Transcribe the data in full and exactly, omitting any pictures.

· · · ·

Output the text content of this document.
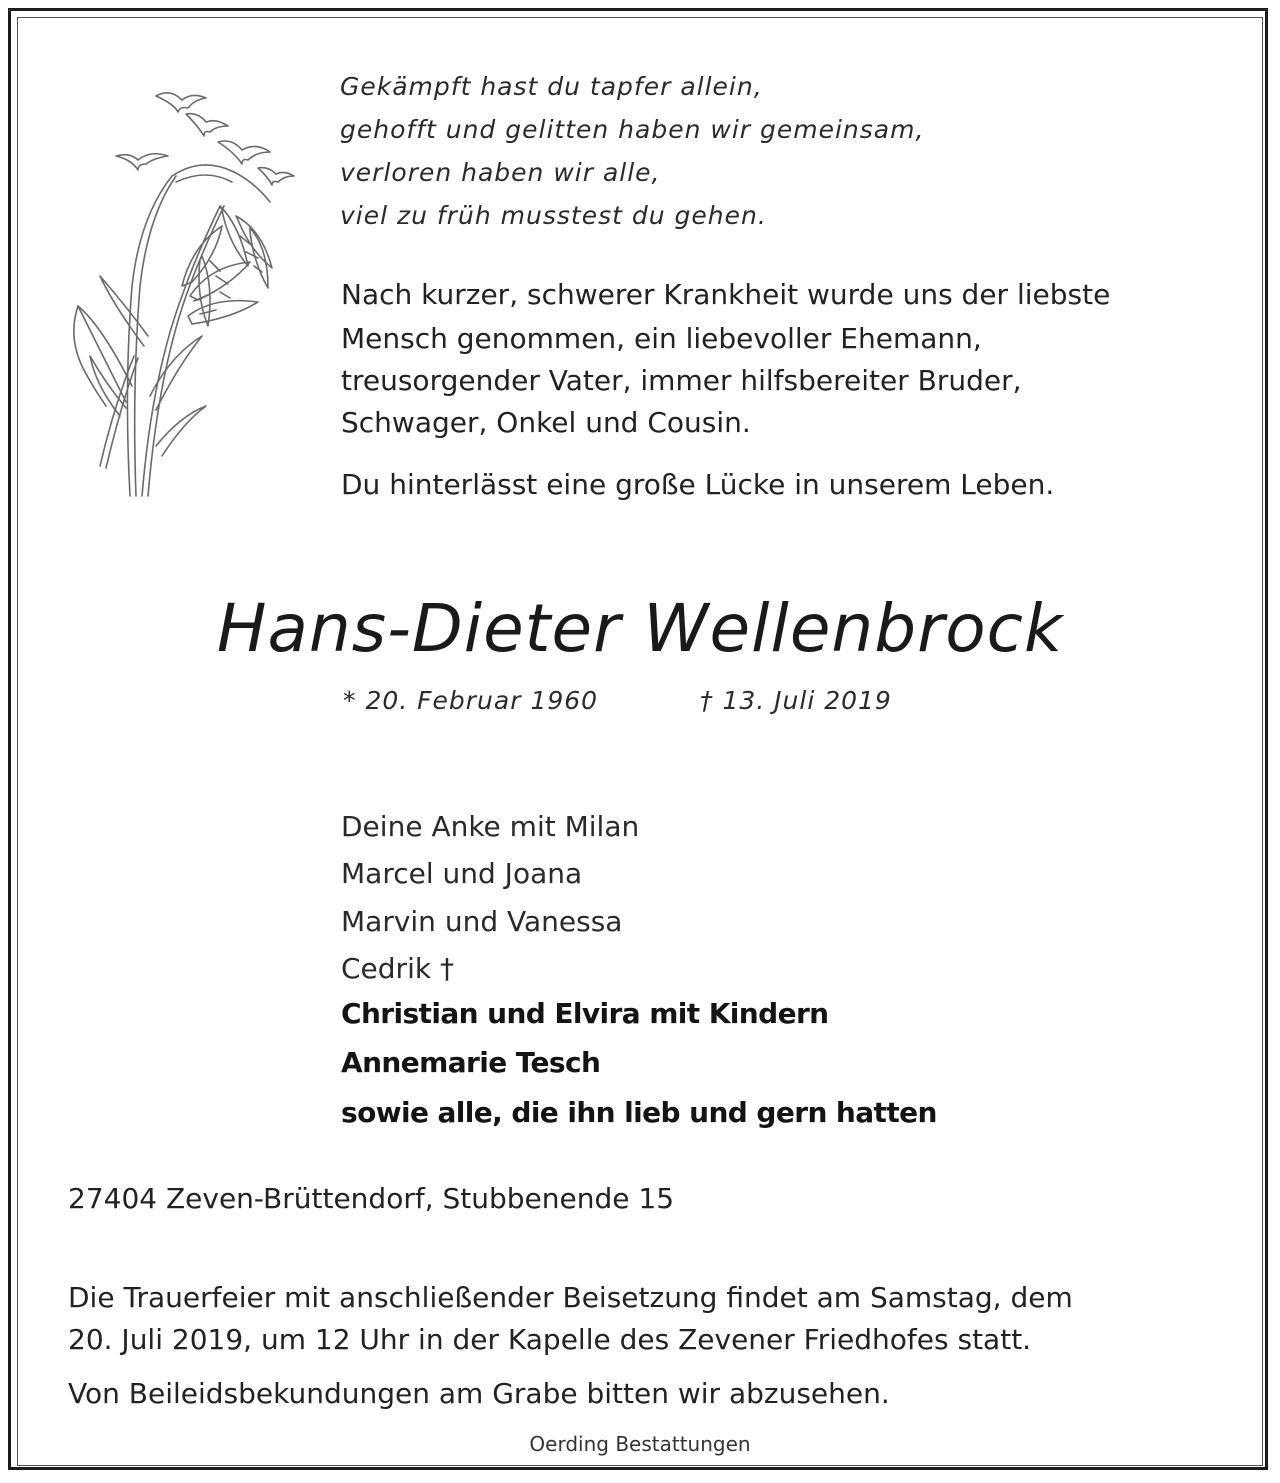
Gekämpft hast du tapfer allein,
gehofft und gelitten haben wir gemeinsam,
verloren haben wir alle,
viel zu früh musstest du gehen.
Nach kurzer, schwerer Krankheit wurde uns der liebste
Mensch genommen, ein liebevoller Ehemann,
treusorgender Vater, immer hilfsbereiter Bruder,
Schwager, Onkel und Cousin.
Du hinterlässt eine große Lücke in unserem Leben.
Hans-Dieter Wellenbrock
* 20. Februar 1960	† 13. Juli 2019
Deine Anke mit Milan
Marcel und Joana
Marvin und Vanessa
Cedrik †
Christian und Elvira mit Kindern
Annemarie Tesch
sowie alle, die ihn lieb und gern hatten
27404 Zeven-Brüttendorf, Stubbenende 15
Die Trauerfeier mit anschließender Beisetzung findet am Samstag, dem
20. Juli 2019, um 12 Uhr in der Kapelle des Zevener Friedhofes statt.
Von Beileidsbekundungen am Grabe bitten wir abzusehen.
Oerding Bestattungen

· · · ·

▸ Answer box:
Output the text content of this document.
Gekämpft hast du tapfer allein,
gehofft und gelitten haben wir gemeinsam,
verloren haben wir alle,
viel zu früh musstest du gehen.
Nach kurzer, schwerer Krankheit wurde uns der liebste
Mensch genommen, ein liebevoller Ehemann,
treusorgender Vater, immer hilfsbereiter Bruder,
Schwager, Onkel und Cousin.
Du hinterlässt eine große Lücke in unserem Leben.
Hans-Dieter Wellenbrock
* 20. Februar 1960	† 13. Juli 2019
Deine Anke mit Milan
Marcel und Joana
Marvin und Vanessa
Cedrik †
Christian und Elvira mit Kindern
Annemarie Tesch
sowie alle, die ihn lieb und gern hatten
27404 Zeven-Brüttendorf, Stubbenende 15
Die Trauerfeier mit anschließender Beisetzung findet am Samstag, dem
20. Juli 2019, um 12 Uhr in der Kapelle des Zevener Friedhofes statt.
Von Beileidsbekundungen am Grabe bitten wir abzusehen.
Oerding Bestattungen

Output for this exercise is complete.